Data tied to figure images:
..............................
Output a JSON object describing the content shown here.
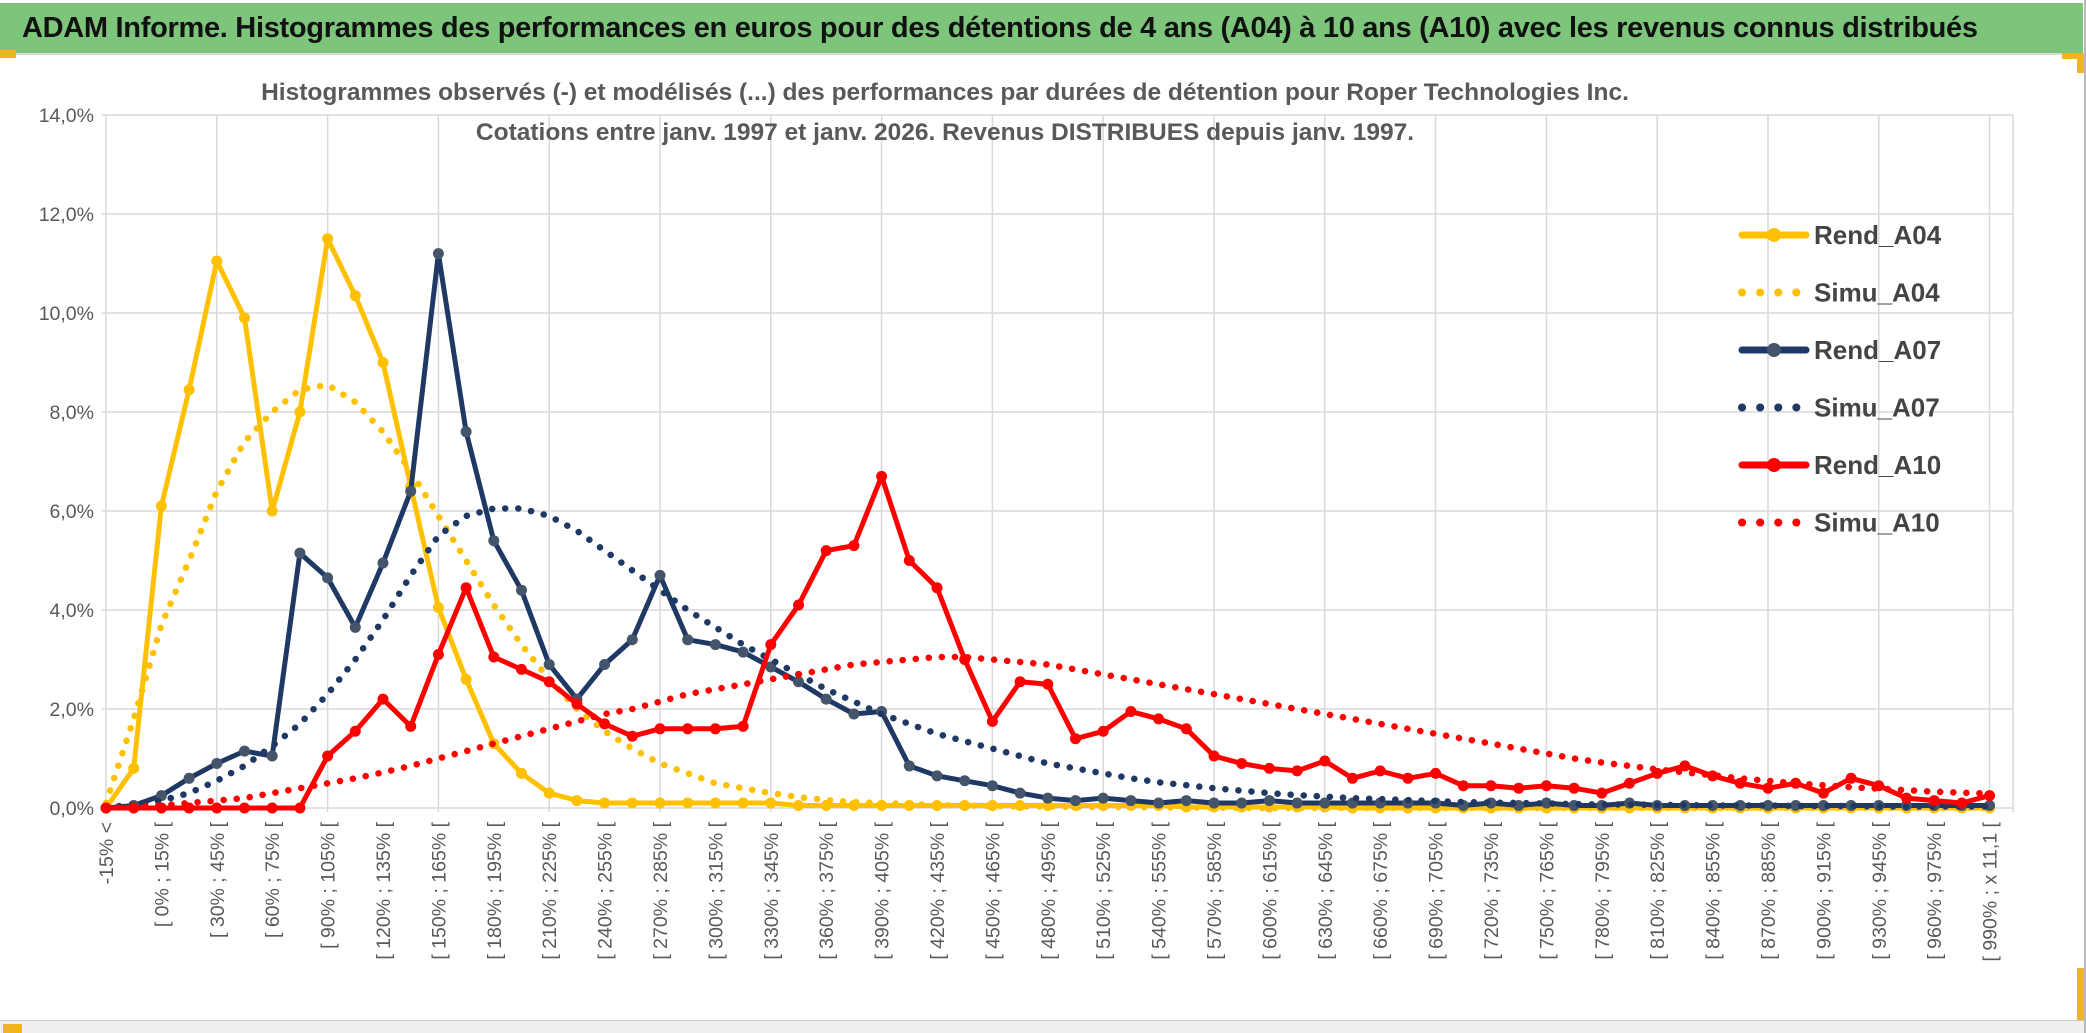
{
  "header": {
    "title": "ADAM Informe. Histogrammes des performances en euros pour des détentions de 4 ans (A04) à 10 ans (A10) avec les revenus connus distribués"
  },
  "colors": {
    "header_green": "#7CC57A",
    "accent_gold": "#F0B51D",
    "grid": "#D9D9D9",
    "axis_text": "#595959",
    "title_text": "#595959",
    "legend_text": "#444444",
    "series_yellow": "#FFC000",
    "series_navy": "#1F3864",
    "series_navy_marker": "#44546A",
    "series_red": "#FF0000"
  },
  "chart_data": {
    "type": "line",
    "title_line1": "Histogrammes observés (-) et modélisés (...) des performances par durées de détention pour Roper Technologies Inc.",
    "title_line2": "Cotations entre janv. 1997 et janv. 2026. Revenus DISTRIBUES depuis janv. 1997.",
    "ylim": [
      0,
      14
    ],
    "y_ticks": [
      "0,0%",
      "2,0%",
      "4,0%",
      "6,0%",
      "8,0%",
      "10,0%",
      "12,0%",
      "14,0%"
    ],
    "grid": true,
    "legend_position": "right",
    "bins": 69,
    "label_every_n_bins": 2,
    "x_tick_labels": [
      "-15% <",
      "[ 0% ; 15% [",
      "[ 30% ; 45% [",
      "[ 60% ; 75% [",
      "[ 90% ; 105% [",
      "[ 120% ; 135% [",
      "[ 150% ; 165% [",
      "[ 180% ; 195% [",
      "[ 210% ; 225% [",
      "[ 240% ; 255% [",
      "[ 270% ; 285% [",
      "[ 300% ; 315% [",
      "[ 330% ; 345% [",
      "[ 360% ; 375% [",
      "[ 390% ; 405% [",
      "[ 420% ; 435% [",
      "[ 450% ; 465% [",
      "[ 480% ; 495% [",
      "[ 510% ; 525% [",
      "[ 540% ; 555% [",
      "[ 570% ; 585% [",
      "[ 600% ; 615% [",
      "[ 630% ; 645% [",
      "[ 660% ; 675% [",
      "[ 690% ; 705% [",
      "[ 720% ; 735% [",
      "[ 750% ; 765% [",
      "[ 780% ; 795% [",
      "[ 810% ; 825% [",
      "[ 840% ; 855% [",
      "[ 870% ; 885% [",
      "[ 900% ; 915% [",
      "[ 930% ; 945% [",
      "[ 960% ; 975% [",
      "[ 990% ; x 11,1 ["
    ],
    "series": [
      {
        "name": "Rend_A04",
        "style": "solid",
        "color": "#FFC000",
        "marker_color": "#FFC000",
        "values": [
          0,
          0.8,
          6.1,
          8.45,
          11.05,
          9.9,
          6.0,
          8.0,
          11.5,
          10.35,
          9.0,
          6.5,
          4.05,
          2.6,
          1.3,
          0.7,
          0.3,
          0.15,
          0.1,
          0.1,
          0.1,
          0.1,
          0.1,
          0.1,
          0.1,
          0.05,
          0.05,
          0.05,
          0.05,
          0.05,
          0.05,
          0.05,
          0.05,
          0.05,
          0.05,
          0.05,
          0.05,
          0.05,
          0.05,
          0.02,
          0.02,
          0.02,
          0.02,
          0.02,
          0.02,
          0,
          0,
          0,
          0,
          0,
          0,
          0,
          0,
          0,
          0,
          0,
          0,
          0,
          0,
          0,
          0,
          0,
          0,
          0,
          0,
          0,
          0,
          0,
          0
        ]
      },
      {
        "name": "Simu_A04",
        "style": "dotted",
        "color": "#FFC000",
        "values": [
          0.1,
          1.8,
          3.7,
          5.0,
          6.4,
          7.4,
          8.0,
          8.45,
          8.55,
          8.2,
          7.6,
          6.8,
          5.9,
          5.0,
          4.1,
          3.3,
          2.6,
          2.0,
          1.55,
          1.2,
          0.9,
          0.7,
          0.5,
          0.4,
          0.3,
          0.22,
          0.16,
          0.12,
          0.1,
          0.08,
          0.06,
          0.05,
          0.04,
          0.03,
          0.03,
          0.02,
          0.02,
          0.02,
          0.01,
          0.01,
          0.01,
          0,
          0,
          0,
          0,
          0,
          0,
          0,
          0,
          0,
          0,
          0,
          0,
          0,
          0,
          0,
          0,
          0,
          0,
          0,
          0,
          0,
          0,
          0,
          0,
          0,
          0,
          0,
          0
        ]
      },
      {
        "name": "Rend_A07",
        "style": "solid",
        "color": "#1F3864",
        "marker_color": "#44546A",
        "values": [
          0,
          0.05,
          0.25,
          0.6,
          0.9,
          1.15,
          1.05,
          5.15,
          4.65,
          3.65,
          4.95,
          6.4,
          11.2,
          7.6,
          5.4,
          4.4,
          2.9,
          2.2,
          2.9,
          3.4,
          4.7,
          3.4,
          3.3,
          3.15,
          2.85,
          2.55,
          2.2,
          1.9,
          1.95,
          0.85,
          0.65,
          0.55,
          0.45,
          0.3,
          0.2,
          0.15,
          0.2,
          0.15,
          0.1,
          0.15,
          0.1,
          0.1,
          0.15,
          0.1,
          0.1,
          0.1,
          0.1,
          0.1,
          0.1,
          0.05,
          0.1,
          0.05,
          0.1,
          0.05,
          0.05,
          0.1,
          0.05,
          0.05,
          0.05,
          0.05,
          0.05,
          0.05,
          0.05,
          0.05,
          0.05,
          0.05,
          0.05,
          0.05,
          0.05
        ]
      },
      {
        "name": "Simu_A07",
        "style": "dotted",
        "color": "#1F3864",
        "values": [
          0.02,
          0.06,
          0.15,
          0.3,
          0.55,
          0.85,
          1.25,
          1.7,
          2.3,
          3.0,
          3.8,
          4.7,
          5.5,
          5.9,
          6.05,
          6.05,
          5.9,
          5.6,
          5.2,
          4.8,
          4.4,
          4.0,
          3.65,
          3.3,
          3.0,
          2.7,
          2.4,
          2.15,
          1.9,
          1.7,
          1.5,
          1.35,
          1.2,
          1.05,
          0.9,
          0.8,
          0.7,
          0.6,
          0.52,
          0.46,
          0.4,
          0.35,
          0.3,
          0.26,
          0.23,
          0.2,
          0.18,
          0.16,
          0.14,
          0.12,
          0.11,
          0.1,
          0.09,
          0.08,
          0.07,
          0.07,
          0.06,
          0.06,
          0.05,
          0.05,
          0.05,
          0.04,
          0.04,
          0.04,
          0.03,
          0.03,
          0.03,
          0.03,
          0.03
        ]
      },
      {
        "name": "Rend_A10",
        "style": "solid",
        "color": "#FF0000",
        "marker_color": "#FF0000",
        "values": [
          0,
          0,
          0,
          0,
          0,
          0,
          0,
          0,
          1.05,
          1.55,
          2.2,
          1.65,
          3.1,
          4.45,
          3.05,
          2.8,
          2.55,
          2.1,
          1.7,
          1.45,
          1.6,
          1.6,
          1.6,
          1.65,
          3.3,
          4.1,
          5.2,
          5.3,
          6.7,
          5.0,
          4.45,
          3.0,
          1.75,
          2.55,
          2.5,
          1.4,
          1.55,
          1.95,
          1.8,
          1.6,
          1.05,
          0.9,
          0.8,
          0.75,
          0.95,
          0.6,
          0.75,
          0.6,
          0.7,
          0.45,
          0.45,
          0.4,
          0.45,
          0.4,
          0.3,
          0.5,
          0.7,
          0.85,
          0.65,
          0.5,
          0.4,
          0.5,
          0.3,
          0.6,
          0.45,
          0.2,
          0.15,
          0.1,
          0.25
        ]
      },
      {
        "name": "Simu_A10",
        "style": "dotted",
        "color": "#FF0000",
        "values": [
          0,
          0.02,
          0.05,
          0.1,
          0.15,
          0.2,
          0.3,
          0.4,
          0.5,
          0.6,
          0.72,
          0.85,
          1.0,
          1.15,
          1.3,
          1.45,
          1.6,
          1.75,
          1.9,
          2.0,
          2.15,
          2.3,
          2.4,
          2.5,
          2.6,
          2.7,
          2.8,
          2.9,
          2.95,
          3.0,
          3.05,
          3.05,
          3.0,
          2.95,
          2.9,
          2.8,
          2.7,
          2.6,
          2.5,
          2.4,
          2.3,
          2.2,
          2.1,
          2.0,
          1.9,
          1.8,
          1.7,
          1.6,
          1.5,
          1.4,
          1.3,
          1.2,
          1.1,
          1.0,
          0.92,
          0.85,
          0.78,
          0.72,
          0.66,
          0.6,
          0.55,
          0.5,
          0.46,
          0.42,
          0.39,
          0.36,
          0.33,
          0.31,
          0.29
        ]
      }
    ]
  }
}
..............................
» **Required task**:
Gather and copy every line of the data in which the string "pour" is found.

» **Complete answer**:
    "title": "ADAM Informe. Histogrammes des performances en euros pour des détentions de 4 ans (A04) à 10 ans (A10) avec les revenus connus distribués"
    "title_line1": "Histogrammes observés (-) et modélisés (...) des performances par durées de détention pour Roper Technologies Inc.",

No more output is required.